To do: Set each record down exactly, excluding all images.

Provided records:
▼▼▼

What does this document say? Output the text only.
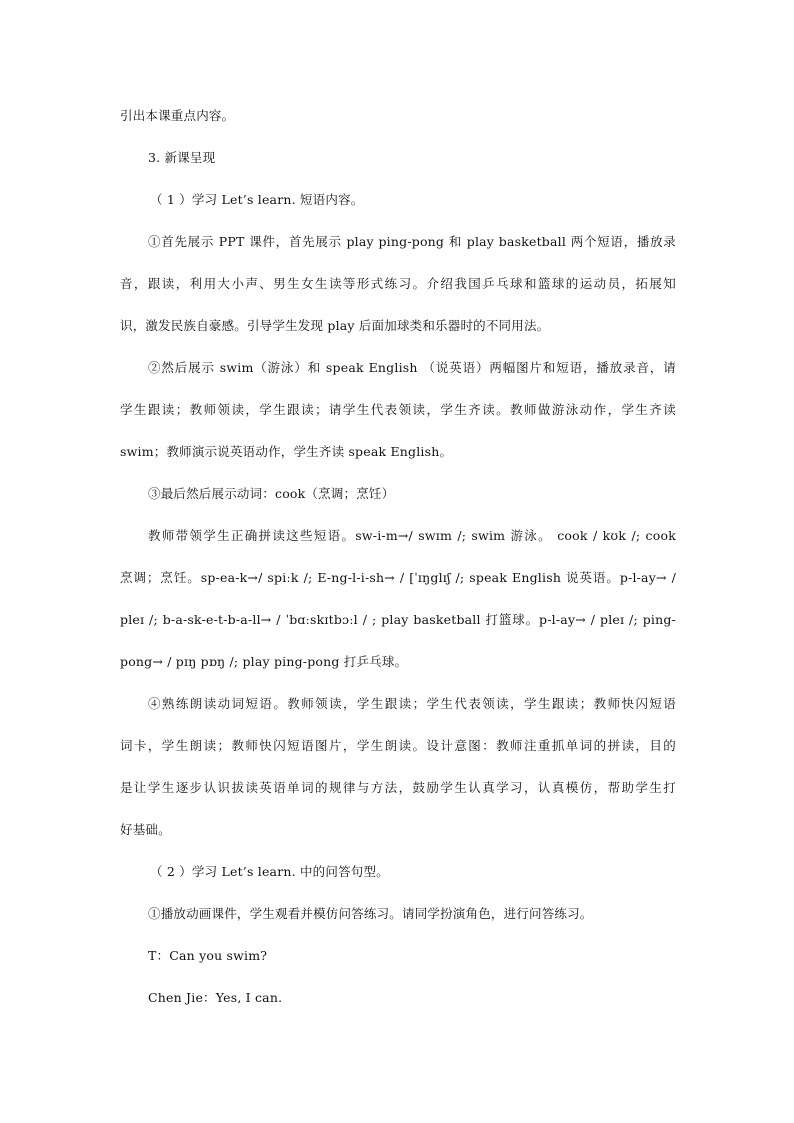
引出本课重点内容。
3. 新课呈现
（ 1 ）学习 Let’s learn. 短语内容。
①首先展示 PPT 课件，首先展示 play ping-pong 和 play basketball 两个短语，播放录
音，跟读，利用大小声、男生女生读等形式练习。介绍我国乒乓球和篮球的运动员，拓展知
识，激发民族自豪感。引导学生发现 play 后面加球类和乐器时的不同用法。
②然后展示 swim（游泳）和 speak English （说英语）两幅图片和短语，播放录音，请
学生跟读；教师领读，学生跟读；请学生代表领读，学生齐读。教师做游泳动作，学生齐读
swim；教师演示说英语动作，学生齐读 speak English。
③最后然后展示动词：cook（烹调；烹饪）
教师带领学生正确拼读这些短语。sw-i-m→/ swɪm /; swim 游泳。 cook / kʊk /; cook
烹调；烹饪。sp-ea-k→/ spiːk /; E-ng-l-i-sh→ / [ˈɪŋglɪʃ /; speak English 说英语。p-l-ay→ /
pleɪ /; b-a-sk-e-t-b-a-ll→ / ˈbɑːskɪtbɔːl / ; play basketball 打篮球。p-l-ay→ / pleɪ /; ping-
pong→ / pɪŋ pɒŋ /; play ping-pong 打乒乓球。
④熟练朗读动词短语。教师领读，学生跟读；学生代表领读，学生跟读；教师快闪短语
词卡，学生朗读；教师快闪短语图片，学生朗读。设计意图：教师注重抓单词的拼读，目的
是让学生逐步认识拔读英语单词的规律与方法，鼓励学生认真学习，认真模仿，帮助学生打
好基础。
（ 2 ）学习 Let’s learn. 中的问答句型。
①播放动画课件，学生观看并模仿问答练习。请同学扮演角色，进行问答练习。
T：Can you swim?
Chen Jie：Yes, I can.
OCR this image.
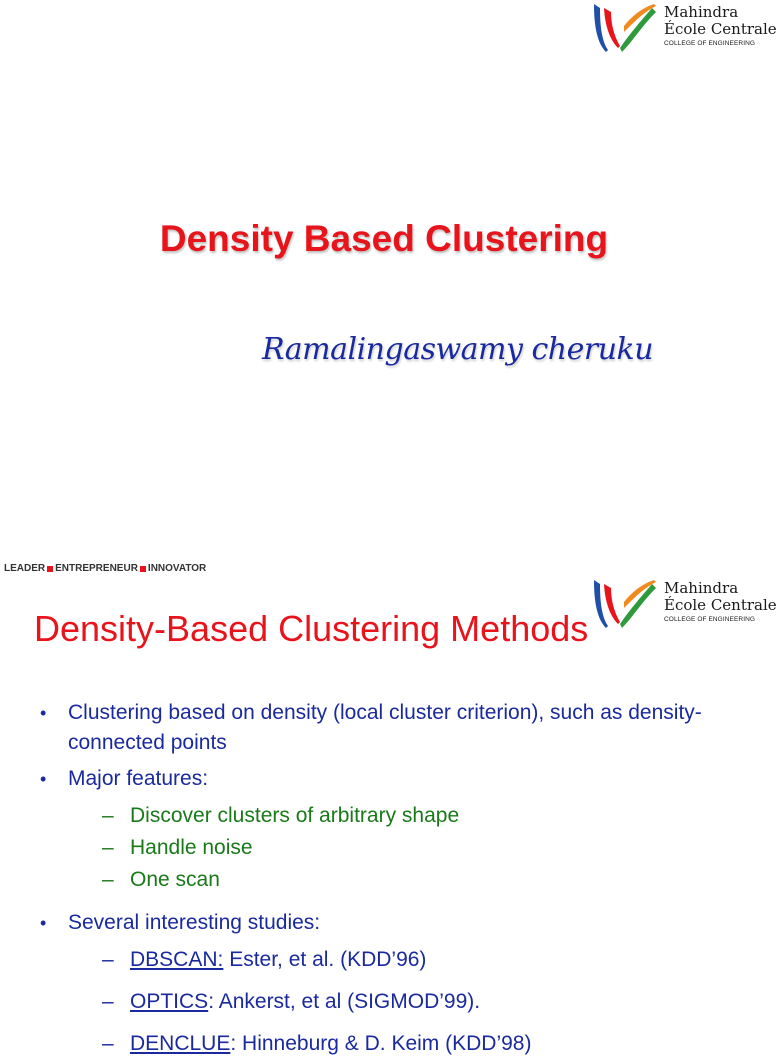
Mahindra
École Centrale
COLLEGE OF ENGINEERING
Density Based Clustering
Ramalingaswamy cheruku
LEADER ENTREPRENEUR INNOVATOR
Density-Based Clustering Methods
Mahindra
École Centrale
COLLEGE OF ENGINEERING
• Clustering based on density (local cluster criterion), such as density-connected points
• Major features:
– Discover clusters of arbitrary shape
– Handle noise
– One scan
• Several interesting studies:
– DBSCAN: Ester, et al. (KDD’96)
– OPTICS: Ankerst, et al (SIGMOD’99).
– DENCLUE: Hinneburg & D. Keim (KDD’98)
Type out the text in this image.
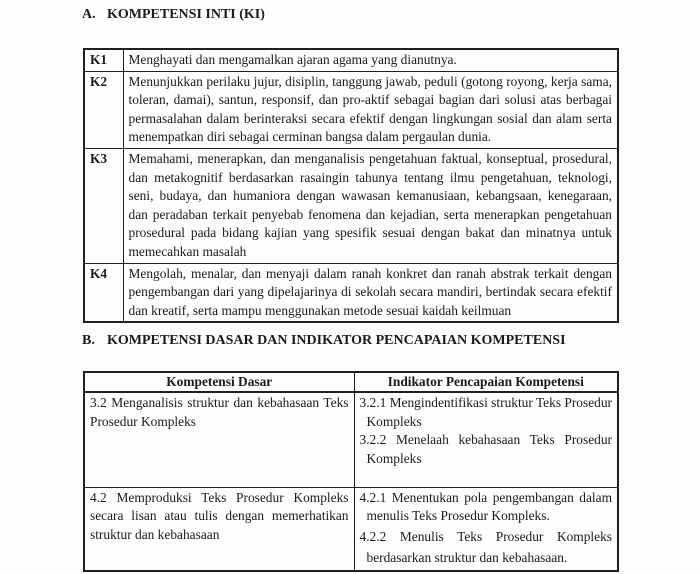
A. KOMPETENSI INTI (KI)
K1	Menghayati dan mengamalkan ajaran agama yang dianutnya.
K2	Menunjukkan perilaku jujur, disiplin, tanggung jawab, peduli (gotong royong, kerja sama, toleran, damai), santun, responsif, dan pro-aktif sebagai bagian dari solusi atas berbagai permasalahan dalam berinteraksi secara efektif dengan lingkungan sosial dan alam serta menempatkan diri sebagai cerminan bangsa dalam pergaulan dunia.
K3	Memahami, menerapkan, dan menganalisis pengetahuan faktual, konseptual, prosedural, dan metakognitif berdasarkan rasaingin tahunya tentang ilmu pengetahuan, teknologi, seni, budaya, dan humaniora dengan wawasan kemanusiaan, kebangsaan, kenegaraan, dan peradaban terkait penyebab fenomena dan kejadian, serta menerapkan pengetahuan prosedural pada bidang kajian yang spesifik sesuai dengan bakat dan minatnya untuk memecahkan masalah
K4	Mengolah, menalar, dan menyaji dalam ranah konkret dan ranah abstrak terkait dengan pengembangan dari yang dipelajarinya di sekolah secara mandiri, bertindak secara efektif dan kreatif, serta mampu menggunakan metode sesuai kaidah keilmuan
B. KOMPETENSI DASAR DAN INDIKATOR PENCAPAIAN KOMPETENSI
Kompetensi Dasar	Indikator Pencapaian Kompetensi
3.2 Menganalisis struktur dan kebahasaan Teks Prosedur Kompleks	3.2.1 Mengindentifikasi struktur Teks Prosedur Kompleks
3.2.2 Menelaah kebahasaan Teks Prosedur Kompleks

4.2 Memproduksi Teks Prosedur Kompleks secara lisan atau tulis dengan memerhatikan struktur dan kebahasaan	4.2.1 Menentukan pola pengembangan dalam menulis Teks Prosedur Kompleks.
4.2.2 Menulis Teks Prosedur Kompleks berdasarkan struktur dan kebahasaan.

▲▲▲

Correct response:
What does this document say? Output the text only.
引出本课重点内容。
3. 新课呈现
（ 1 ）学习 Let’s learn. 短语内容。
①首先展示 PPT 课件，首先展示 play ping-pong 和 play basketball 两个短语，播放录
音，跟读，利用大小声、男生女生读等形式练习。介绍我国乒乓球和篮球的运动员，拓展知
识，激发民族自豪感。引导学生发现 play 后面加球类和乐器时的不同用法。
②然后展示 swim（游泳）和 speak English （说英语）两幅图片和短语，播放录音，请
学生跟读；教师领读，学生跟读；请学生代表领读，学生齐读。教师做游泳动作，学生齐读
swim；教师演示说英语动作，学生齐读 speak English。
③最后然后展示动词：cook（烹调；烹饪）
教师带领学生正确拼读这些短语。sw-i-m→/ swɪm /; swim 游泳。 cook / kʊk /; cook
烹调；烹饪。sp-ea-k→/ spiːk /; E-ng-l-i-sh→ / [ˈɪŋglɪʃ /; speak English 说英语。p-l-ay→ /
pleɪ /; b-a-sk-e-t-b-a-ll→ / ˈbɑːskɪtbɔːl / ; play basketball 打篮球。p-l-ay→ / pleɪ /; ping-
pong→ / pɪŋ pɒŋ /; play ping-pong 打乒乓球。
④熟练朗读动词短语。教师领读，学生跟读；学生代表领读，学生跟读；教师快闪短语
词卡，学生朗读；教师快闪短语图片，学生朗读。设计意图：教师注重抓单词的拼读，目的
是让学生逐步认识拔读英语单词的规律与方法，鼓励学生认真学习，认真模仿，帮助学生打
好基础。
（ 2 ）学习 Let’s learn. 中的问答句型。
①播放动画课件，学生观看并模仿问答练习。请同学扮演角色，进行问答练习。
T：Can you swim?
Chen Jie：Yes, I can.
OCR this image.
Mahindra
École Centrale
COLLEGE OF ENGINEERING
Density Based Clustering
Ramalingaswamy cheruku
LEADER ENTREPRENEUR INNOVATOR
Density-Based Clustering Methods
Mahindra
École Centrale
COLLEGE OF ENGINEERING
• Clustering based on density (local cluster criterion), such as density-connected points
• Major features:
– Discover clusters of arbitrary shape
– Handle noise
– One scan
• Several interesting studies:
– DBSCAN: Ester, et al. (KDD’96)
– OPTICS: Ankerst, et al (SIGMOD’99).
– DENCLUE: Hinneburg & D. Keim (KDD’98)
Type out the text in this image.
A. KOMPETENSI INTI (KI)
K1	Menghayati dan mengamalkan ajaran agama yang dianutnya.
K2	Menunjukkan perilaku jujur, disiplin, tanggung jawab, peduli (gotong royong, kerja sama, toleran, damai), santun, responsif, dan pro-aktif sebagai bagian dari solusi atas berbagai permasalahan dalam berinteraksi secara efektif dengan lingkungan sosial dan alam serta menempatkan diri sebagai cerminan bangsa dalam pergaulan dunia.
K3	Memahami, menerapkan, dan menganalisis pengetahuan faktual, konseptual, prosedural, dan metakognitif berdasarkan rasaingin tahunya tentang ilmu pengetahuan, teknologi, seni, budaya, dan humaniora dengan wawasan kemanusiaan, kebangsaan, kenegaraan, dan peradaban terkait penyebab fenomena dan kejadian, serta menerapkan pengetahuan prosedural pada bidang kajian yang spesifik sesuai dengan bakat dan minatnya untuk memecahkan masalah
K4	Mengolah, menalar, dan menyaji dalam ranah konkret dan ranah abstrak terkait dengan pengembangan dari yang dipelajarinya di sekolah secara mandiri, bertindak secara efektif dan kreatif, serta mampu menggunakan metode sesuai kaidah keilmuan
B. KOMPETENSI DASAR DAN INDIKATOR PENCAPAIAN KOMPETENSI
Kompetensi Dasar	Indikator Pencapaian Kompetensi
3.2 Menganalisis struktur dan kebahasaan Teks Prosedur Kompleks	3.2.1 Mengindentifikasi struktur Teks Prosedur Kompleks
3.2.2 Menelaah kebahasaan Teks Prosedur Kompleks

4.2 Memproduksi Teks Prosedur Kompleks secara lisan atau tulis dengan memerhatikan struktur dan kebahasaan	4.2.1 Menentukan pola pengembangan dalam menulis Teks Prosedur Kompleks.
4.2.2 Menulis Teks Prosedur Kompleks berdasarkan struktur dan kebahasaan.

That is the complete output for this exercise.